• _SHORT EXERCISE_:
Show each line from the listing that includes the word "grid".
-- START MATERIALS PROVIDED --
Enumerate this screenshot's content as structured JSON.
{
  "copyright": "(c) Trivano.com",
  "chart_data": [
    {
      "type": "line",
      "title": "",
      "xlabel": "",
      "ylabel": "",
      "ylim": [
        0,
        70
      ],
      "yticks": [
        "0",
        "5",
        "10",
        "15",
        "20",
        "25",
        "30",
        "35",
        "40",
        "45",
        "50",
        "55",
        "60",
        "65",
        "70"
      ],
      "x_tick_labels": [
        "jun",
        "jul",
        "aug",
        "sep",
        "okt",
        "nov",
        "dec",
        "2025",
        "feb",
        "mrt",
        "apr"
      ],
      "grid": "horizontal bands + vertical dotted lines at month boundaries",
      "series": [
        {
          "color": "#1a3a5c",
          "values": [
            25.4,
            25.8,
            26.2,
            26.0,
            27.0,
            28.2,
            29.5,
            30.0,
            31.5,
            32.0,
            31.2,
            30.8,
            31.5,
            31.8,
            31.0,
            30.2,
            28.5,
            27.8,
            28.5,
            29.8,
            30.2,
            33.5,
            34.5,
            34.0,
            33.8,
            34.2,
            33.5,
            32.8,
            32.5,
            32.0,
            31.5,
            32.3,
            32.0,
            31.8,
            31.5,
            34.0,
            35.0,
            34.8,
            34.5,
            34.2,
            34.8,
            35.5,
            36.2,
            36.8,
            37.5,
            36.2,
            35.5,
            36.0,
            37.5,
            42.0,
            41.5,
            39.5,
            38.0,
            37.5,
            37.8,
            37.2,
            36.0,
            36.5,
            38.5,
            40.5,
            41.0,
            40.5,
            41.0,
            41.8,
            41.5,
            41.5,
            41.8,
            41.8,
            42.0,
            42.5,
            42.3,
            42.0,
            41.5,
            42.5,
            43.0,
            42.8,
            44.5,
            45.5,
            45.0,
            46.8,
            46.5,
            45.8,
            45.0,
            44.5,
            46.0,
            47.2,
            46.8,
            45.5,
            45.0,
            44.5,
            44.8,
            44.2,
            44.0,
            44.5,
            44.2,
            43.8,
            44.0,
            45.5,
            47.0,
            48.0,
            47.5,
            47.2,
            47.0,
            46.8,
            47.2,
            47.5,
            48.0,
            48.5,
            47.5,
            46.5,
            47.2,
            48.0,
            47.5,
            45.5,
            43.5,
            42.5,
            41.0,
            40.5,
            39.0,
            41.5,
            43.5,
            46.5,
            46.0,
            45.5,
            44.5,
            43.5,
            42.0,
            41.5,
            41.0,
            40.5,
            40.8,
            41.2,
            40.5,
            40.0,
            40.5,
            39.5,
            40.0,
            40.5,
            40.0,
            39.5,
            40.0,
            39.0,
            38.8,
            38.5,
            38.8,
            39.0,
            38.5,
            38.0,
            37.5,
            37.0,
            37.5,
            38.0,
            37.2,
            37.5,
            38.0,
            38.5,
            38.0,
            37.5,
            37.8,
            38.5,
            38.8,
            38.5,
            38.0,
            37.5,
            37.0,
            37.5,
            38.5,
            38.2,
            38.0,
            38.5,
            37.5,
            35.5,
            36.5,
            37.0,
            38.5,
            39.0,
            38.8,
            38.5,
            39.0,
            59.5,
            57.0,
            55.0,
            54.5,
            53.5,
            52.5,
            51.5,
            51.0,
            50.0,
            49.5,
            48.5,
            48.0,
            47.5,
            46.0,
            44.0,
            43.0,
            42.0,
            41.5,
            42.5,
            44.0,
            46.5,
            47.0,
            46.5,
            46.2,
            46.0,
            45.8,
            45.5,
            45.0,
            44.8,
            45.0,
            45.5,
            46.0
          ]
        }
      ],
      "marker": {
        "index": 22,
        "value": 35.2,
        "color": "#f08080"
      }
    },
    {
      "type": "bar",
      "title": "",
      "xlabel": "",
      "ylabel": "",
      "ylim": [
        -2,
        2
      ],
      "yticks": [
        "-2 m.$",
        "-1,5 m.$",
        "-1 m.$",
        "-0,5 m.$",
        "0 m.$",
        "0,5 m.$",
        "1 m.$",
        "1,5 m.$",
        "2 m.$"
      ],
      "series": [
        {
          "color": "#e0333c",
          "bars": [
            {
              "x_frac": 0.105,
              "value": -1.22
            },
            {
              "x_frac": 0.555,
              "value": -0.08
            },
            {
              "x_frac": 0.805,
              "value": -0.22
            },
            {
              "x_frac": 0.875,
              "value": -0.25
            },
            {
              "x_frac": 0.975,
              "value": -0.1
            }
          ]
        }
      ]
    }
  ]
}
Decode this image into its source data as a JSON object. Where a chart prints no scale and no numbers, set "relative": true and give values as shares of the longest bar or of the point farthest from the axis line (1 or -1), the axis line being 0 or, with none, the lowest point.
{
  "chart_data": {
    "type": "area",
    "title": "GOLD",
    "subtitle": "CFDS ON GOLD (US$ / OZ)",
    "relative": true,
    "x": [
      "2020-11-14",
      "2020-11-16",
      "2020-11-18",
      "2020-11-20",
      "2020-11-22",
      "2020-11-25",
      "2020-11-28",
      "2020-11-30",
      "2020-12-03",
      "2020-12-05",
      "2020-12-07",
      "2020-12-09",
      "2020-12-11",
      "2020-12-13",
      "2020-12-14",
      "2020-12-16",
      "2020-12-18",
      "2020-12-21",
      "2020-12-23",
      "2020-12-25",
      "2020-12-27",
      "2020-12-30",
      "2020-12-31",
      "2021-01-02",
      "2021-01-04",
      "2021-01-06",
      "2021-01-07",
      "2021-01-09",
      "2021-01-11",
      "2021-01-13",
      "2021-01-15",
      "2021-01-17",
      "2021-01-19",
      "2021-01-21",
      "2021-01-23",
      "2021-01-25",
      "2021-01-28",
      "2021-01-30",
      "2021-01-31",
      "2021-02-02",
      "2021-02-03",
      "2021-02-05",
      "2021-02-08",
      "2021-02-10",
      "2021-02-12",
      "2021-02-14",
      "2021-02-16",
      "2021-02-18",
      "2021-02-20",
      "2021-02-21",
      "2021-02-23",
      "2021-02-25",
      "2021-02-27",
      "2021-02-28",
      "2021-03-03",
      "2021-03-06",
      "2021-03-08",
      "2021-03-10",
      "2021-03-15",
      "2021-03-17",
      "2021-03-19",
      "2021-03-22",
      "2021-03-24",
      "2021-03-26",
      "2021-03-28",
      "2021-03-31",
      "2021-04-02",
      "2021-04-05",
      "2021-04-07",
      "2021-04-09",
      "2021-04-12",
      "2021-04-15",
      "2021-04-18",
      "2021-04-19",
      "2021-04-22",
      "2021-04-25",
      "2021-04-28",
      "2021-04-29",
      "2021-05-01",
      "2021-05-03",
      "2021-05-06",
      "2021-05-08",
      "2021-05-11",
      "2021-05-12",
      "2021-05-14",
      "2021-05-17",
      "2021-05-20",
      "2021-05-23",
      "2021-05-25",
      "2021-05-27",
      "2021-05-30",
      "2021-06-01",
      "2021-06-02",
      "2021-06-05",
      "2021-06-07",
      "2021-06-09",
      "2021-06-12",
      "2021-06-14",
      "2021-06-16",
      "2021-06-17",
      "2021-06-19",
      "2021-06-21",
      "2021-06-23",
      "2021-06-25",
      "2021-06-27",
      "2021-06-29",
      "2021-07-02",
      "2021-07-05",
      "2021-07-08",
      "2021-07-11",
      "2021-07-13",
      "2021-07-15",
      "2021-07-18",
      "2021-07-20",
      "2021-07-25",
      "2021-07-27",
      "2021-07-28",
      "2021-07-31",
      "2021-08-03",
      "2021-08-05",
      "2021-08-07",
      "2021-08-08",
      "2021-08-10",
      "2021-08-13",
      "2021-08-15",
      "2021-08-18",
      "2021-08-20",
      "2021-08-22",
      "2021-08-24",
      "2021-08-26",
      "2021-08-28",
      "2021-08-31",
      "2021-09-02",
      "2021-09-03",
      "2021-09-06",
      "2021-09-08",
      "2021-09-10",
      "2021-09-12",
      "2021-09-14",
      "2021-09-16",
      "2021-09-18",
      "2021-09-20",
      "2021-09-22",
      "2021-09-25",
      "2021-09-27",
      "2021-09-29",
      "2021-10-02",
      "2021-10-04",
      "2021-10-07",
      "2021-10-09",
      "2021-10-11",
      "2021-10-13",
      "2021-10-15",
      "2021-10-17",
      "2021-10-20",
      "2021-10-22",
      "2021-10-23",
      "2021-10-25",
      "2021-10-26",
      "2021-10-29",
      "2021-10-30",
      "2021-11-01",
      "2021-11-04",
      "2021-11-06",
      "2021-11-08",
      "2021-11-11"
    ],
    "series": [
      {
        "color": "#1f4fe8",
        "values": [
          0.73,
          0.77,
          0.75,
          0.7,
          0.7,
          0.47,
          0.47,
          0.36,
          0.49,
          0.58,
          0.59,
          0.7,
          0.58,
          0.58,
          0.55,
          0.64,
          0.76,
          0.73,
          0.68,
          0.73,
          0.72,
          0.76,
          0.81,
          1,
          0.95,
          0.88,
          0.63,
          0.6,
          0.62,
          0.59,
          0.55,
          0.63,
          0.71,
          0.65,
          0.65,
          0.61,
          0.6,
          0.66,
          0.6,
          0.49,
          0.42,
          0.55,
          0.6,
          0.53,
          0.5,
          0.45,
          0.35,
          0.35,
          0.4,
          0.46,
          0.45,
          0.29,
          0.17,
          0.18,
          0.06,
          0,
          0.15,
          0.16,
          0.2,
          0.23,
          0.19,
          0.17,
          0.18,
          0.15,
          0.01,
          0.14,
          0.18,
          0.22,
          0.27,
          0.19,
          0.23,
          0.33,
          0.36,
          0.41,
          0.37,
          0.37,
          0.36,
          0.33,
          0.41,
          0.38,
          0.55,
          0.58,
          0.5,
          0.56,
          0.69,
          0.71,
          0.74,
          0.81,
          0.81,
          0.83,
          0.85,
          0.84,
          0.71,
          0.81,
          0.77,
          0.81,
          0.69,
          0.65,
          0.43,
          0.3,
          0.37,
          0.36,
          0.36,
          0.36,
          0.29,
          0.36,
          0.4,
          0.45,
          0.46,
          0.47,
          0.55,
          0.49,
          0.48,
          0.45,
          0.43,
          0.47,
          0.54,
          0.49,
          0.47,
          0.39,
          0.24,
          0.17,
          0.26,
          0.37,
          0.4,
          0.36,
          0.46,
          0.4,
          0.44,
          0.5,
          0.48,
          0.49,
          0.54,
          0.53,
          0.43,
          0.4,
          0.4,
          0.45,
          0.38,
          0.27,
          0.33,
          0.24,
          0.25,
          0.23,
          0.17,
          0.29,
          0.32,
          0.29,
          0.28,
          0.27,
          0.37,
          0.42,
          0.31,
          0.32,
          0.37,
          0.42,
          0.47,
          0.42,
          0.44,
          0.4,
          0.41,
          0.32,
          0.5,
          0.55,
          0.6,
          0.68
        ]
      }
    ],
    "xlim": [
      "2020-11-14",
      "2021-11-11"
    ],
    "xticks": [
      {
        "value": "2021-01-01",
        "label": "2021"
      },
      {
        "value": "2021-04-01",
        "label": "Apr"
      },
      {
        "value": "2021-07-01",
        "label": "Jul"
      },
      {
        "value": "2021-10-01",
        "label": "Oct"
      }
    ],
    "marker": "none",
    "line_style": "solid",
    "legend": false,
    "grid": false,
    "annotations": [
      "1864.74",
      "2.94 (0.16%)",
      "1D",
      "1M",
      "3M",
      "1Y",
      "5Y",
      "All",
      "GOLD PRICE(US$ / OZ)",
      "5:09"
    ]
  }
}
-- END MATERIALS PROVIDED --
• _RESULT FOR THIS TASK_:
      "grid": "horizontal bands + vertical dotted lines at month boundaries",
    "grid": false,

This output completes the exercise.